▶ Exercise instructions: Write out every entry precisely as given, leaving the pictures out.

···

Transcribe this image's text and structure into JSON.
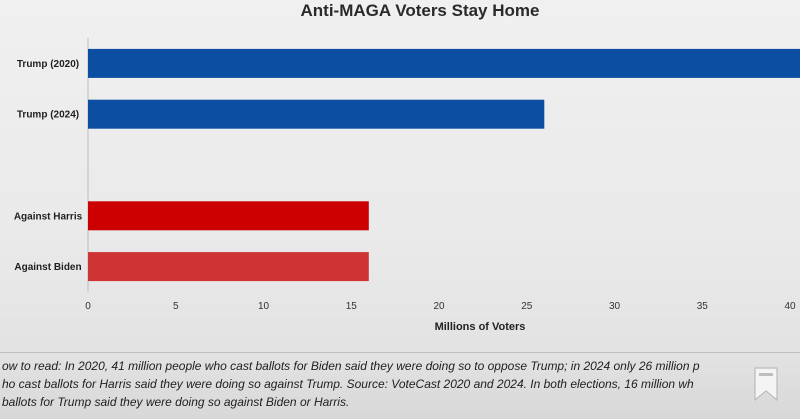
{
  "chart_data": {
    "type": "bar",
    "orientation": "horizontal",
    "title": "Anti-MAGA Voters Stay Home",
    "xlabel": "Millions of Voters",
    "ylabel": "",
    "xlim": [
      0,
      40
    ],
    "xticks": [
      0,
      5,
      10,
      15,
      20,
      25,
      30,
      35,
      40
    ],
    "grid": false,
    "legend": "none",
    "categories": [
      "Trump (2020)",
      "Trump (2024)",
      "",
      "Against Harris",
      "Against Biden"
    ],
    "values": [
      41,
      26,
      null,
      16,
      16
    ],
    "colors": [
      "#0b4ea2",
      "#0b4ea2",
      null,
      "#cc0000",
      "#cf3434"
    ]
  },
  "caption": {
    "text": "ow to read: In 2020, 41 million people who cast ballots for Biden said they were doing so to oppose Trump; in 2024 only 26 million p\nho cast ballots for Harris said they were doing so against Trump. Source: VoteCast 2020 and 2024.  In both elections, 16 million wh\nballots for Trump said they were doing so against Biden or Harris."
  },
  "overlay": {
    "icon": "bookmark-icon"
  }
}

···

▶ Answer in full:
Transcribe this image's text and structure into JSON.
{
  "chart_data": {
    "type": "bar",
    "orientation": "horizontal",
    "title": "Anti-MAGA Voters Stay Home",
    "xlabel": "Millions of Voters",
    "ylabel": "",
    "xlim": [
      0,
      40
    ],
    "xticks": [
      0,
      5,
      10,
      15,
      20,
      25,
      30,
      35,
      40
    ],
    "grid": false,
    "legend": "none",
    "categories": [
      "Trump (2020)",
      "Trump (2024)",
      "",
      "Against Harris",
      "Against Biden"
    ],
    "values": [
      41,
      26,
      null,
      16,
      16
    ],
    "colors": [
      "#0b4ea2",
      "#0b4ea2",
      null,
      "#cc0000",
      "#cf3434"
    ]
  },
  "caption": {
    "text": "ow to read: In 2020, 41 million people who cast ballots for Biden said they were doing so to oppose Trump; in 2024 only 26 million p\nho cast ballots for Harris said they were doing so against Trump. Source: VoteCast 2020 and 2024.  In both elections, 16 million wh\nballots for Trump said they were doing so against Biden or Harris."
  },
  "overlay": {
    "icon": "bookmark-icon"
  }
}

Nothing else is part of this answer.